• PROBLEM
Below are records to repeat exactly. Omit the pictures from the copy.

• RECORDS SUPPLIED
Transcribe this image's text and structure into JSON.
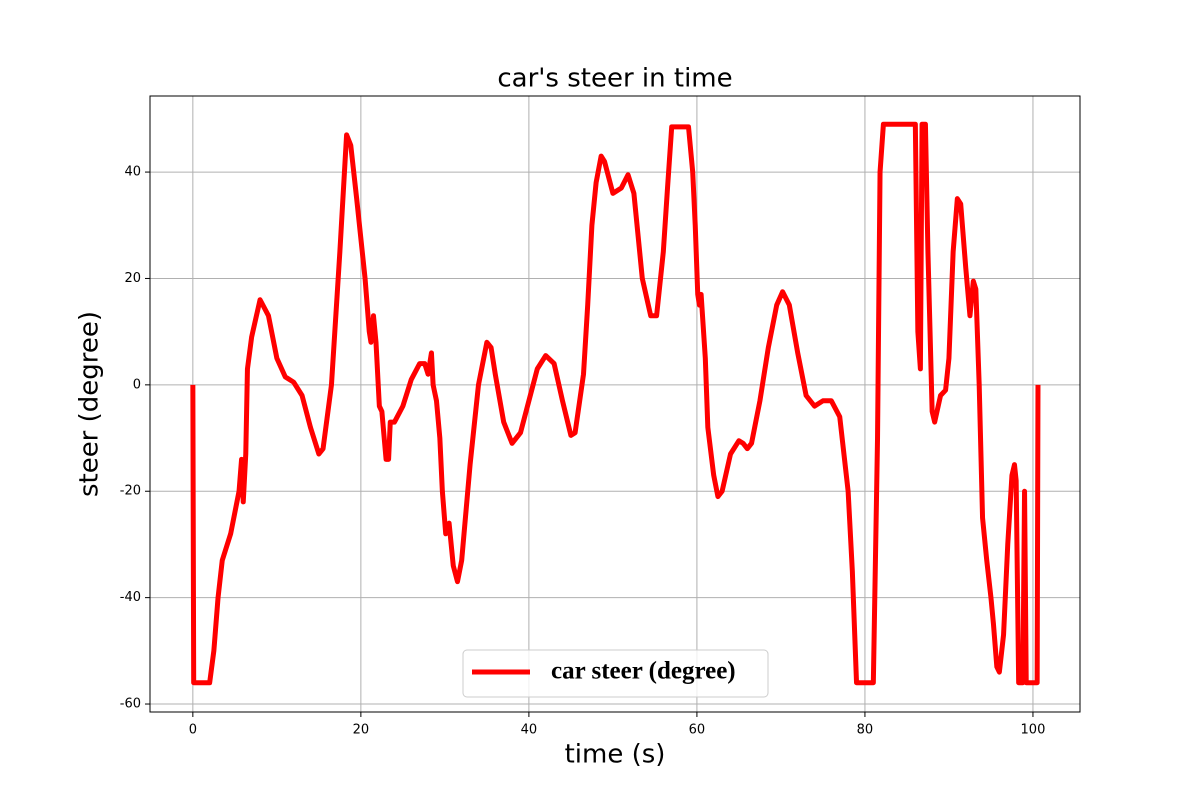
{
  "chart_data": {
    "type": "line",
    "title": "car's steer in time",
    "xlabel": "time (s)",
    "ylabel": "steer (degree)",
    "x": [
      0,
      0.1,
      2,
      2.5,
      3,
      3.5,
      4.5,
      5.5,
      5.8,
      6,
      6.3,
      6.5,
      7,
      8,
      9,
      10,
      11,
      12,
      13,
      14,
      15,
      15.5,
      16.5,
      17.5,
      18.3,
      18.8,
      19.5,
      20.5,
      21,
      21.2,
      21.5,
      21.8,
      22.2,
      22.5,
      23,
      23.3,
      23.5,
      24,
      25,
      26,
      27,
      27.6,
      28,
      28.4,
      28.6,
      29,
      29.4,
      29.7,
      30.1,
      30.5,
      31,
      31.5,
      32,
      33,
      34,
      35,
      35.5,
      36,
      37,
      38,
      39,
      40,
      41,
      42,
      43,
      44,
      45,
      45.5,
      46.5,
      47,
      47.5,
      48,
      48.6,
      49,
      50,
      51,
      51.8,
      52.5,
      53.5,
      54.5,
      55.2,
      56,
      56.5,
      57,
      59,
      59.5,
      59.8,
      60.1,
      60.3,
      60.5,
      61,
      61.3,
      62,
      62.5,
      63,
      64,
      65,
      65.5,
      66,
      66.5,
      67.5,
      68.5,
      69.5,
      70.2,
      71,
      72,
      73,
      74,
      75,
      76,
      77,
      78,
      78.5,
      79,
      81,
      81.5,
      81.8,
      82.2,
      86,
      86.3,
      86.6,
      86.8,
      87.2,
      87.5,
      88,
      88.3,
      89,
      89.6,
      90,
      90.5,
      91,
      91.4,
      92,
      92.5,
      92.9,
      93.2,
      93.6,
      94,
      94.5,
      95,
      95.3,
      95.7,
      96,
      96.5,
      97,
      97.5,
      97.8,
      98,
      98.3,
      98.8,
      99,
      99.2,
      100.5,
      100.6
    ],
    "series": [
      {
        "name": "car steer (degree)",
        "color": "#ff0000",
        "values": [
          0,
          -56,
          -56,
          -50,
          -40,
          -33,
          -28,
          -20,
          -14,
          -22,
          -13,
          3,
          9,
          16,
          13,
          5,
          1.5,
          0.5,
          -2,
          -8,
          -13,
          -12,
          0,
          25,
          47,
          45,
          35,
          20,
          10,
          8,
          13,
          8,
          -4,
          -5,
          -14,
          -14,
          -7,
          -7,
          -4,
          1,
          4,
          4,
          2,
          6,
          0,
          -3,
          -10,
          -20,
          -28,
          -26,
          -34,
          -37,
          -33,
          -15,
          0,
          8,
          7,
          2,
          -7,
          -11,
          -9,
          -3,
          3,
          5.5,
          4,
          -3,
          -9.5,
          -9,
          2,
          15,
          30,
          38,
          43,
          42,
          36,
          37,
          39.5,
          36,
          20,
          13,
          13,
          25,
          37,
          48.5,
          48.5,
          40,
          30,
          17,
          15,
          17,
          5,
          -8,
          -17,
          -21,
          -20,
          -13,
          -10.5,
          -11,
          -12,
          -11,
          -3,
          7,
          15,
          17.5,
          15,
          6,
          -2,
          -4,
          -3,
          -3,
          -6,
          -20,
          -35,
          -56,
          -56,
          -10,
          40,
          49,
          49,
          10,
          3,
          49,
          49,
          25,
          -5,
          -7,
          -2,
          -1,
          5,
          25,
          35,
          34,
          22,
          13,
          19.5,
          18,
          0,
          -25,
          -33,
          -40,
          -45,
          -53,
          -54,
          -47,
          -30,
          -17,
          -15,
          -18,
          -56,
          -56,
          -20,
          -56,
          -56,
          0
        ]
      }
    ],
    "xlim": [
      -5.1,
      105.6
    ],
    "ylim": [
      -61.5,
      54.3
    ],
    "xticks": [
      0,
      20,
      40,
      60,
      80,
      100
    ],
    "yticks": [
      -60,
      -40,
      -20,
      0,
      20,
      40
    ],
    "grid": true,
    "legend": "lower center"
  }
}
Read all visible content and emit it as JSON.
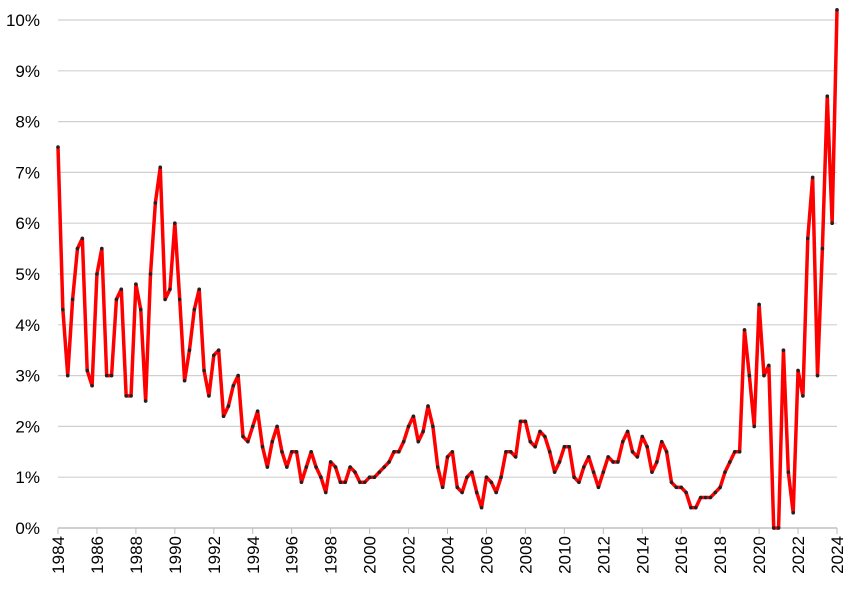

• EXPECTED OUTPUT
Transcribe this image's text and structure into JSON.
{
  "chart_data": {
    "type": "line",
    "title": "car's steer in time",
    "xlabel": "time (s)",
    "ylabel": "steer (degree)",
    "x": [
      0,
      0.1,
      2,
      2.5,
      3,
      3.5,
      4.5,
      5.5,
      5.8,
      6,
      6.3,
      6.5,
      7,
      8,
      9,
      10,
      11,
      12,
      13,
      14,
      15,
      15.5,
      16.5,
      17.5,
      18.3,
      18.8,
      19.5,
      20.5,
      21,
      21.2,
      21.5,
      21.8,
      22.2,
      22.5,
      23,
      23.3,
      23.5,
      24,
      25,
      26,
      27,
      27.6,
      28,
      28.4,
      28.6,
      29,
      29.4,
      29.7,
      30.1,
      30.5,
      31,
      31.5,
      32,
      33,
      34,
      35,
      35.5,
      36,
      37,
      38,
      39,
      40,
      41,
      42,
      43,
      44,
      45,
      45.5,
      46.5,
      47,
      47.5,
      48,
      48.6,
      49,
      50,
      51,
      51.8,
      52.5,
      53.5,
      54.5,
      55.2,
      56,
      56.5,
      57,
      59,
      59.5,
      59.8,
      60.1,
      60.3,
      60.5,
      61,
      61.3,
      62,
      62.5,
      63,
      64,
      65,
      65.5,
      66,
      66.5,
      67.5,
      68.5,
      69.5,
      70.2,
      71,
      72,
      73,
      74,
      75,
      76,
      77,
      78,
      78.5,
      79,
      81,
      81.5,
      81.8,
      82.2,
      86,
      86.3,
      86.6,
      86.8,
      87.2,
      87.5,
      88,
      88.3,
      89,
      89.6,
      90,
      90.5,
      91,
      91.4,
      92,
      92.5,
      92.9,
      93.2,
      93.6,
      94,
      94.5,
      95,
      95.3,
      95.7,
      96,
      96.5,
      97,
      97.5,
      97.8,
      98,
      98.3,
      98.8,
      99,
      99.2,
      100.5,
      100.6
    ],
    "series": [
      {
        "name": "car steer (degree)",
        "color": "#ff0000",
        "values": [
          0,
          -56,
          -56,
          -50,
          -40,
          -33,
          -28,
          -20,
          -14,
          -22,
          -13,
          3,
          9,
          16,
          13,
          5,
          1.5,
          0.5,
          -2,
          -8,
          -13,
          -12,
          0,
          25,
          47,
          45,
          35,
          20,
          10,
          8,
          13,
          8,
          -4,
          -5,
          -14,
          -14,
          -7,
          -7,
          -4,
          1,
          4,
          4,
          2,
          6,
          0,
          -3,
          -10,
          -20,
          -28,
          -26,
          -34,
          -37,
          -33,
          -15,
          0,
          8,
          7,
          2,
          -7,
          -11,
          -9,
          -3,
          3,
          5.5,
          4,
          -3,
          -9.5,
          -9,
          2,
          15,
          30,
          38,
          43,
          42,
          36,
          37,
          39.5,
          36,
          20,
          13,
          13,
          25,
          37,
          48.5,
          48.5,
          40,
          30,
          17,
          15,
          17,
          5,
          -8,
          -17,
          -21,
          -20,
          -13,
          -10.5,
          -11,
          -12,
          -11,
          -3,
          7,
          15,
          17.5,
          15,
          6,
          -2,
          -4,
          -3,
          -3,
          -6,
          -20,
          -35,
          -56,
          -56,
          -10,
          40,
          49,
          49,
          10,
          3,
          49,
          49,
          25,
          -5,
          -7,
          -2,
          -1,
          5,
          25,
          35,
          34,
          22,
          13,
          19.5,
          18,
          0,
          -25,
          -33,
          -40,
          -45,
          -53,
          -54,
          -47,
          -30,
          -17,
          -15,
          -18,
          -56,
          -56,
          -20,
          -56,
          -56,
          0
        ]
      }
    ],
    "xlim": [
      -5.1,
      105.6
    ],
    "ylim": [
      -61.5,
      54.3
    ],
    "xticks": [
      0,
      20,
      40,
      60,
      80,
      100
    ],
    "yticks": [
      -60,
      -40,
      -20,
      0,
      20,
      40
    ],
    "grid": true,
    "legend": "lower center"
  }
}
Read all visible content and emit it as JSON.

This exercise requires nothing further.